[[ PASSAGE SHOWN, beginning ]]

Wednesday, December 9, 2009

In Which I Don't Make The Rules

If you stop and think about it, there are a lot of rules that we as a society follow. Some of these rules are unspoken, things that we learn inherently from watching other people's actions and reactions, but a majority of them are things we are instructed to do or not do. Don't walk on the grass. Don't fart in church. Don't give whiskey to children.

Rules, rules, rules.

We're so obsessed about being politically correct and not stepping on anyone's toes and not upsetting anyone, so there are rules for everything. There are probably even rules about having rules. And those rules probably have a set of rules governing them. Don't even get me started on the inevitable exceptions to these rules. That's a whole other brand of vodka.

It occurred to me lately, in the twisted way that my mind works, that some of the rules that have been ingrained into our human nature have more than one application. The more I thought about it, the more I found that there are some rules that are universal.

For example:
"Look, but don't touch." - Spoken to children in museums or any place where there are breakable items. Also applies to observer's in an operating room, House-Of-Cards building competitions, and strip clubs.

[[ PASSAGE SHOWN, end ]]
[[ AVAILABLE DATA, beginning ]]

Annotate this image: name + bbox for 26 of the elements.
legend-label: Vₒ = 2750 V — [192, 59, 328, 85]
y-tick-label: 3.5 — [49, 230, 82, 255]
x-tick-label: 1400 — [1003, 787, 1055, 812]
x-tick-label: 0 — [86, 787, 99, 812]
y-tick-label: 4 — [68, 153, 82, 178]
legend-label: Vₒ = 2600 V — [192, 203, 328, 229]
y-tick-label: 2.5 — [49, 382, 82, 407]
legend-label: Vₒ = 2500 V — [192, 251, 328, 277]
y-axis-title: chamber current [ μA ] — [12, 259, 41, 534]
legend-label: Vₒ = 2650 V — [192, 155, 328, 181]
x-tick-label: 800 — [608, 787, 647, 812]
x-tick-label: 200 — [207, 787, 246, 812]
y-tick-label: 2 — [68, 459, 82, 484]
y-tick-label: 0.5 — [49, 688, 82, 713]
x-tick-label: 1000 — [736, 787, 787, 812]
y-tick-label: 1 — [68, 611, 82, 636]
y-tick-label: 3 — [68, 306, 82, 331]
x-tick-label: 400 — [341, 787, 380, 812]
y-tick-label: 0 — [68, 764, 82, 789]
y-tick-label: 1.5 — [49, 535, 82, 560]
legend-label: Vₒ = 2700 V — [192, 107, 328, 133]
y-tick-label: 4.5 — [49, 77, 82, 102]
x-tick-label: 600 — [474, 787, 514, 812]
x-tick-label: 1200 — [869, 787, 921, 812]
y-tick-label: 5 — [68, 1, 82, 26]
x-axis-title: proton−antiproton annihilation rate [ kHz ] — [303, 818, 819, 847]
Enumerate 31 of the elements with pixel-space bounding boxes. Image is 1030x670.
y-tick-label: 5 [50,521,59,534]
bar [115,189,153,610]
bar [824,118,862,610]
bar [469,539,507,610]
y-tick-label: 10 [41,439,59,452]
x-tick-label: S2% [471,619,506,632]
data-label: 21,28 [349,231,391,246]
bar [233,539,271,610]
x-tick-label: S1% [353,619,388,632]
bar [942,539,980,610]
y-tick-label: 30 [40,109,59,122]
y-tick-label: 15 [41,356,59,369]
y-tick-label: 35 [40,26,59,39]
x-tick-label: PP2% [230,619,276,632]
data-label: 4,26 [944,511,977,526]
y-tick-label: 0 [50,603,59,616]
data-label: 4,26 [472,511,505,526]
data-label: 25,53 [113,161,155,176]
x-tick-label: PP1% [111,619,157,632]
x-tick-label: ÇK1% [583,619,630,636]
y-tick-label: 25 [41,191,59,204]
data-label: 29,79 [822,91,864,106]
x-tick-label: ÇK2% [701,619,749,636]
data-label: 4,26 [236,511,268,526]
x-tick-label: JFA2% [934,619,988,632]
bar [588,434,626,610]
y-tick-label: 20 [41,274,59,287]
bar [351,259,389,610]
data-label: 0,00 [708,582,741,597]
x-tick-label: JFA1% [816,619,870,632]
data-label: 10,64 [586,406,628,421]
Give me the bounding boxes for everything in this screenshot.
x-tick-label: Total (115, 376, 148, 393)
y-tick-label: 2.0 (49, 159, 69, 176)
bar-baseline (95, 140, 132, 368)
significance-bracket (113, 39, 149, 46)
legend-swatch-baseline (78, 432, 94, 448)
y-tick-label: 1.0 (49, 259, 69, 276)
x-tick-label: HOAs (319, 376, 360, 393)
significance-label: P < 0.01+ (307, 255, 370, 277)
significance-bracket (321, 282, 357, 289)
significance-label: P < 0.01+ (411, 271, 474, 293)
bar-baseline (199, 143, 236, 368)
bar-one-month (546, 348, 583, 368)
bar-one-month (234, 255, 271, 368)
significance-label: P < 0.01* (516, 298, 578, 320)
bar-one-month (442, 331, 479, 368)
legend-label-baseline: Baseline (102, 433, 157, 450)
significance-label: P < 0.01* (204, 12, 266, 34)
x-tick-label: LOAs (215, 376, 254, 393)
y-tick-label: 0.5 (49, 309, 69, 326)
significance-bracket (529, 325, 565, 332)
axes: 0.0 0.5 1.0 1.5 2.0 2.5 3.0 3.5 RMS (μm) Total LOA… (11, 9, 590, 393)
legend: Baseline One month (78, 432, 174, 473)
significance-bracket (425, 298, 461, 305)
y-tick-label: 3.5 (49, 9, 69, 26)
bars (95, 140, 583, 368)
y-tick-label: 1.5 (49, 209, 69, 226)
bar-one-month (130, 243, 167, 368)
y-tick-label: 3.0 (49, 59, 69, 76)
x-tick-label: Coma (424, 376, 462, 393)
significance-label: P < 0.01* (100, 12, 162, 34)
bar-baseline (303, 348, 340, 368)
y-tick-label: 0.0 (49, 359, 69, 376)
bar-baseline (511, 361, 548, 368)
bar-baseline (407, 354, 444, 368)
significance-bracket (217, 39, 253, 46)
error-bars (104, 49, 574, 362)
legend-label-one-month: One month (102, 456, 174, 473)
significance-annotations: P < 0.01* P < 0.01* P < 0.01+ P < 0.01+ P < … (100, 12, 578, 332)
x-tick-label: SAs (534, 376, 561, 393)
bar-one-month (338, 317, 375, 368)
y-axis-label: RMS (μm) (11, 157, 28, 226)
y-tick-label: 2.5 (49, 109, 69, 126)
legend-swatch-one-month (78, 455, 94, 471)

[[ AVAILABLE DATA, end ]]

**WORK ORDER A:** Reproduce the passage of the post about rules between "In Which I Don't" and "Rules, rules, rules.", inclusive.
**WORK ORDER B:** In the post about rules, render the sentence "The more I thought about it, the more I found that there are some rules that are universal." in Spanish.
The records are separate material and are unrelated to the post about rules.

**TASK OUTPUT A:**
In Which I Don't Make The Rules

If you stop and think about it, there are a lot of rules that we as a society follow. Some of these rules are unspoken, things that we learn inherently from watching other people's actions and reactions, but a majority of them are things we are instructed to do or not do. Don't walk on the grass. Don't fart in church. Don't give whiskey to children.

Rules, rules, rules.

**TASK OUTPUT B:** Cuanto más lo pensaba, más descubría que hay algunas reglas que son universales.